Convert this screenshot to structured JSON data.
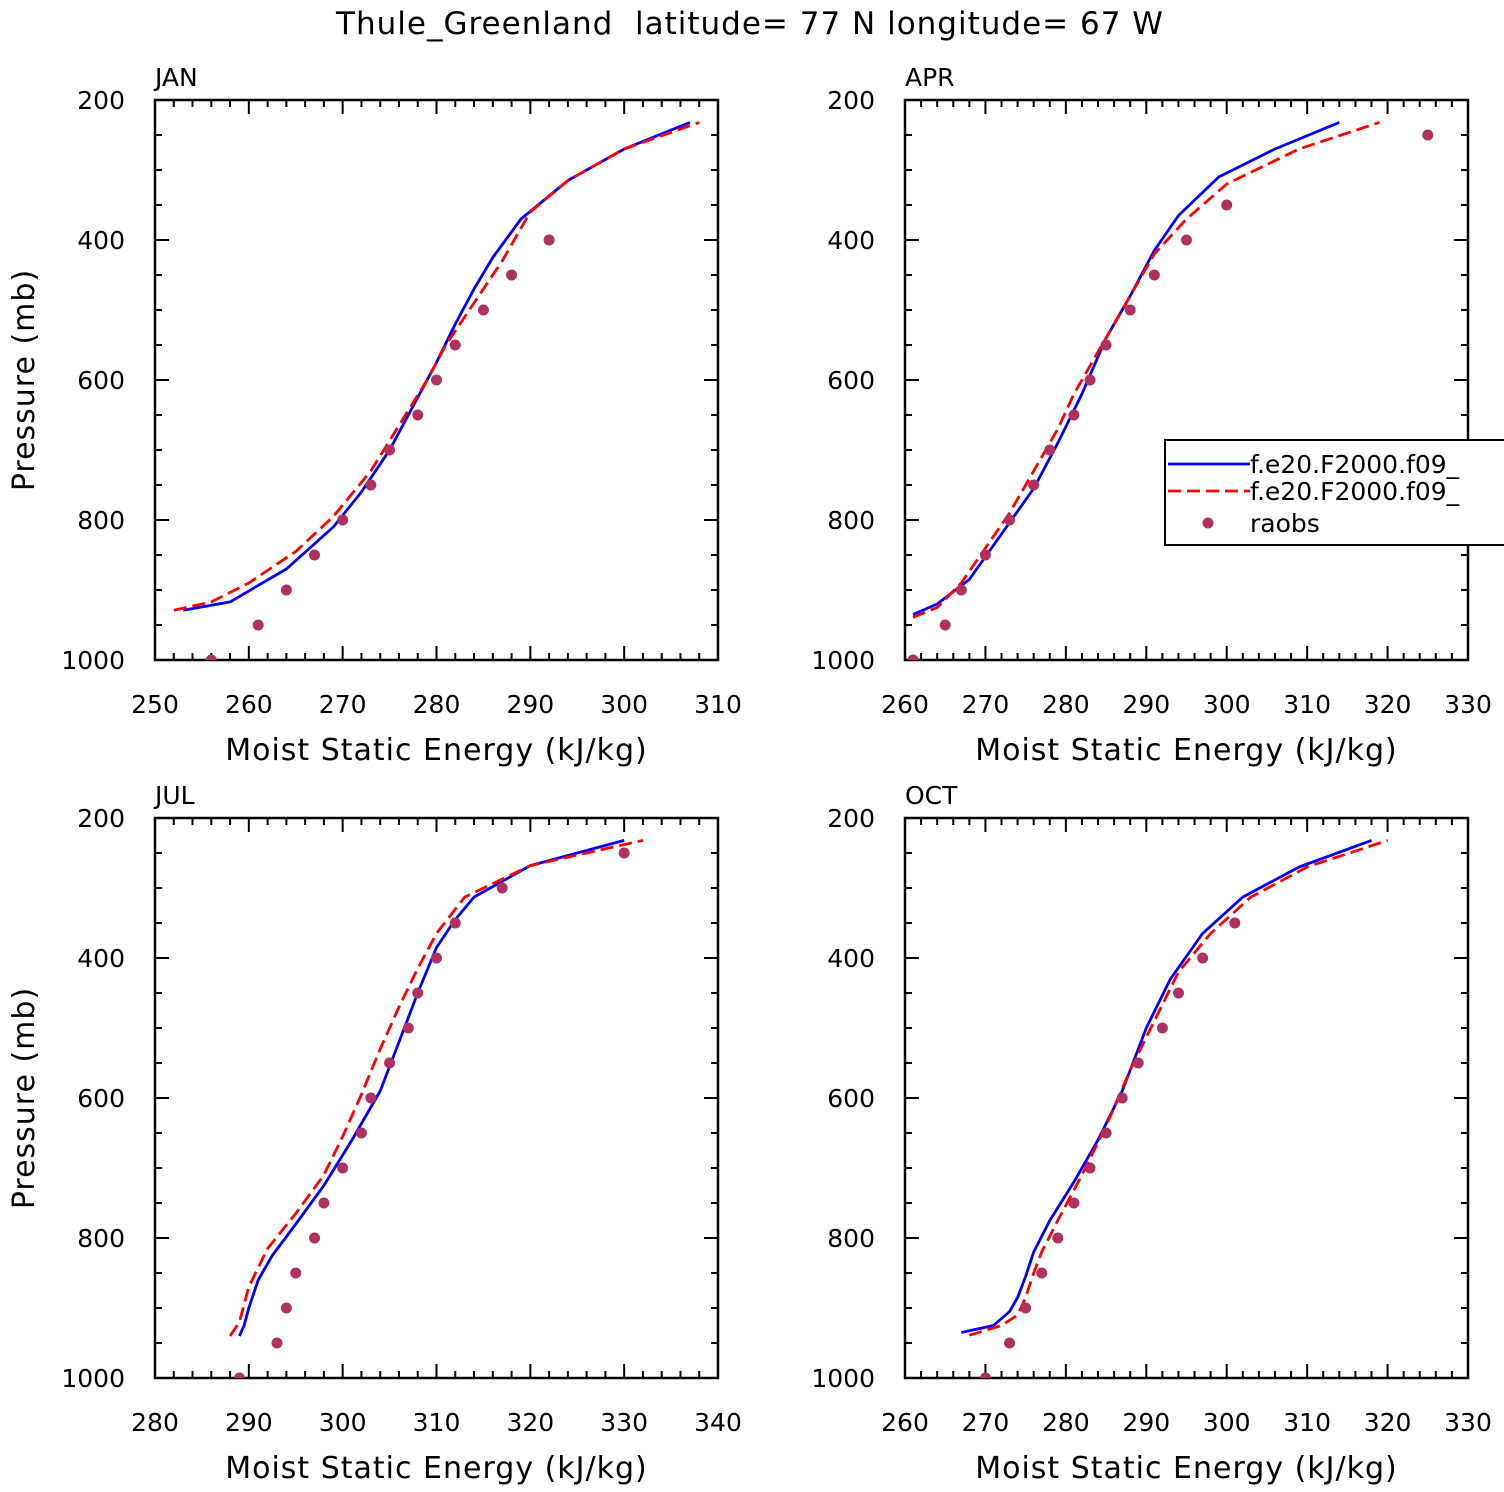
{
  "figure": {
    "title": "Thule_Greenland  latitude= 77 N longitude= 67 W"
  },
  "legend": {
    "entries": [
      {
        "label": "f.e20.F2000.f09_",
        "color": "#0000ff",
        "style": "solid"
      },
      {
        "label": "f.e20.F2000.f09_",
        "color": "#ff0000",
        "style": "dashed"
      },
      {
        "label": "raobs",
        "color": "#b03060",
        "style": "marker"
      }
    ]
  },
  "chart_data": [
    {
      "type": "line",
      "title": "JAN",
      "xlabel": "Moist Static Energy (kJ/kg)",
      "ylabel": "Pressure (mb)",
      "xlim": [
        250,
        310
      ],
      "ylim": [
        200,
        1000
      ],
      "y_inverted": true,
      "xticks": [
        250,
        260,
        270,
        280,
        290,
        300,
        310
      ],
      "yticks": [
        200,
        400,
        600,
        800,
        1000
      ],
      "series": [
        {
          "color": "#0000ff",
          "style": "solid",
          "points": [
            [
              253,
              929
            ],
            [
              258,
              917
            ],
            [
              264,
              870
            ],
            [
              269,
              810
            ],
            [
              272,
              760
            ],
            [
              275,
              700
            ],
            [
              278,
              625
            ],
            [
              280,
              575
            ],
            [
              282,
              520
            ],
            [
              284,
              470
            ],
            [
              286,
              425
            ],
            [
              289,
              370
            ],
            [
              294,
              315
            ],
            [
              300,
              270
            ],
            [
              307,
              232
            ]
          ]
        },
        {
          "color": "#ff0000",
          "style": "dashed",
          "points": [
            [
              252,
              929
            ],
            [
              256,
              917
            ],
            [
              260,
              890
            ],
            [
              265,
              845
            ],
            [
              269,
              795
            ],
            [
              273,
              730
            ],
            [
              276,
              665
            ],
            [
              279,
              600
            ],
            [
              281,
              550
            ],
            [
              284,
              490
            ],
            [
              287,
              430
            ],
            [
              290,
              360
            ],
            [
              294,
              315
            ],
            [
              300,
              270
            ],
            [
              308,
              232
            ]
          ]
        },
        {
          "color": "#b03060",
          "style": "marker",
          "points": [
            [
              256,
              1000
            ],
            [
              261,
              950
            ],
            [
              264,
              900
            ],
            [
              267,
              850
            ],
            [
              270,
              800
            ],
            [
              273,
              750
            ],
            [
              275,
              700
            ],
            [
              278,
              650
            ],
            [
              280,
              600
            ],
            [
              282,
              550
            ],
            [
              285,
              500
            ],
            [
              288,
              450
            ],
            [
              292,
              400
            ]
          ]
        }
      ]
    },
    {
      "type": "line",
      "title": "APR",
      "xlabel": "Moist Static Energy (kJ/kg)",
      "ylabel": "",
      "xlim": [
        260,
        330
      ],
      "ylim": [
        200,
        1000
      ],
      "y_inverted": true,
      "xticks": [
        260,
        270,
        280,
        290,
        300,
        310,
        320,
        330
      ],
      "yticks": [
        200,
        400,
        600,
        800,
        1000
      ],
      "series": [
        {
          "color": "#0000ff",
          "style": "solid",
          "points": [
            [
              261,
              935
            ],
            [
              264,
              920
            ],
            [
              268,
              885
            ],
            [
              272,
              820
            ],
            [
              276,
              755
            ],
            [
              279,
              690
            ],
            [
              282,
              620
            ],
            [
              285,
              540
            ],
            [
              288,
              480
            ],
            [
              291,
              415
            ],
            [
              294,
              365
            ],
            [
              299,
              310
            ],
            [
              306,
              270
            ],
            [
              314,
              232
            ]
          ]
        },
        {
          "color": "#ff0000",
          "style": "dashed",
          "points": [
            [
              261,
              939
            ],
            [
              264,
              925
            ],
            [
              267,
              890
            ],
            [
              270,
              840
            ],
            [
              273,
              790
            ],
            [
              276,
              730
            ],
            [
              279,
              670
            ],
            [
              281,
              620
            ],
            [
              284,
              560
            ],
            [
              288,
              480
            ],
            [
              291,
              420
            ],
            [
              295,
              370
            ],
            [
              300,
              320
            ],
            [
              309,
              270
            ],
            [
              319,
              232
            ]
          ]
        },
        {
          "color": "#b03060",
          "style": "marker",
          "points": [
            [
              261,
              1000
            ],
            [
              265,
              950
            ],
            [
              267,
              900
            ],
            [
              270,
              850
            ],
            [
              273,
              800
            ],
            [
              276,
              750
            ],
            [
              278,
              700
            ],
            [
              281,
              650
            ],
            [
              283,
              600
            ],
            [
              285,
              550
            ],
            [
              288,
              500
            ],
            [
              291,
              450
            ],
            [
              295,
              400
            ],
            [
              300,
              350
            ],
            [
              325,
              250
            ]
          ]
        }
      ]
    },
    {
      "type": "line",
      "title": "JUL",
      "xlabel": "Moist Static Energy (kJ/kg)",
      "ylabel": "Pressure (mb)",
      "xlim": [
        280,
        340
      ],
      "ylim": [
        200,
        1000
      ],
      "y_inverted": true,
      "xticks": [
        280,
        290,
        300,
        310,
        320,
        330,
        340
      ],
      "yticks": [
        200,
        400,
        600,
        800,
        1000
      ],
      "series": [
        {
          "color": "#0000ff",
          "style": "solid",
          "points": [
            [
              289,
              940
            ],
            [
              289.5,
              925
            ],
            [
              290,
              900
            ],
            [
              291,
              860
            ],
            [
              292.5,
              825
            ],
            [
              295,
              780
            ],
            [
              298,
              725
            ],
            [
              301,
              660
            ],
            [
              304,
              590
            ],
            [
              306,
              520
            ],
            [
              308,
              450
            ],
            [
              310,
              385
            ],
            [
              312,
              345
            ],
            [
              314,
              313
            ],
            [
              320,
              268
            ],
            [
              330,
              232
            ]
          ]
        },
        {
          "color": "#ff0000",
          "style": "dashed",
          "points": [
            [
              288,
              940
            ],
            [
              289,
              920
            ],
            [
              290,
              870
            ],
            [
              292,
              815
            ],
            [
              295,
              765
            ],
            [
              298,
              710
            ],
            [
              300,
              655
            ],
            [
              302,
              595
            ],
            [
              304,
              530
            ],
            [
              306,
              470
            ],
            [
              308,
              415
            ],
            [
              310,
              365
            ],
            [
              313,
              313
            ],
            [
              320,
              268
            ],
            [
              332,
              232
            ]
          ]
        },
        {
          "color": "#b03060",
          "style": "marker",
          "points": [
            [
              289,
              1000
            ],
            [
              293,
              950
            ],
            [
              294,
              900
            ],
            [
              295,
              850
            ],
            [
              297,
              800
            ],
            [
              298,
              750
            ],
            [
              300,
              700
            ],
            [
              302,
              650
            ],
            [
              303,
              600
            ],
            [
              305,
              550
            ],
            [
              307,
              500
            ],
            [
              308,
              450
            ],
            [
              310,
              400
            ],
            [
              312,
              350
            ],
            [
              317,
              300
            ],
            [
              330,
              250
            ]
          ]
        }
      ]
    },
    {
      "type": "line",
      "title": "OCT",
      "xlabel": "Moist Static Energy (kJ/kg)",
      "ylabel": "",
      "xlim": [
        260,
        330
      ],
      "ylim": [
        200,
        1000
      ],
      "y_inverted": true,
      "xticks": [
        260,
        270,
        280,
        290,
        300,
        310,
        320,
        330
      ],
      "yticks": [
        200,
        400,
        600,
        800,
        1000
      ],
      "series": [
        {
          "color": "#0000ff",
          "style": "solid",
          "points": [
            [
              267,
              935
            ],
            [
              271,
              925
            ],
            [
              273,
              905
            ],
            [
              274,
              885
            ],
            [
              275,
              855
            ],
            [
              276,
              820
            ],
            [
              278,
              775
            ],
            [
              281,
              720
            ],
            [
              284,
              660
            ],
            [
              287,
              590
            ],
            [
              290,
              500
            ],
            [
              293,
              430
            ],
            [
              297,
              365
            ],
            [
              302,
              313
            ],
            [
              309,
              270
            ],
            [
              318,
              232
            ]
          ]
        },
        {
          "color": "#ff0000",
          "style": "dashed",
          "points": [
            [
              268,
              939
            ],
            [
              272,
              925
            ],
            [
              274,
              910
            ],
            [
              275,
              885
            ],
            [
              276,
              850
            ],
            [
              277,
              820
            ],
            [
              279,
              775
            ],
            [
              282,
              710
            ],
            [
              285,
              640
            ],
            [
              288,
              560
            ],
            [
              291,
              490
            ],
            [
              294,
              420
            ],
            [
              298,
              365
            ],
            [
              303,
              313
            ],
            [
              310,
              270
            ],
            [
              320,
              232
            ]
          ]
        },
        {
          "color": "#b03060",
          "style": "marker",
          "points": [
            [
              270,
              1000
            ],
            [
              273,
              950
            ],
            [
              275,
              900
            ],
            [
              277,
              850
            ],
            [
              279,
              800
            ],
            [
              281,
              750
            ],
            [
              283,
              700
            ],
            [
              285,
              650
            ],
            [
              287,
              600
            ],
            [
              289,
              550
            ],
            [
              292,
              500
            ],
            [
              294,
              450
            ],
            [
              297,
              400
            ],
            [
              301,
              350
            ]
          ]
        }
      ]
    }
  ]
}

----------------------------------------

Find every line with the word "title" and state how many there are, with no other words.

5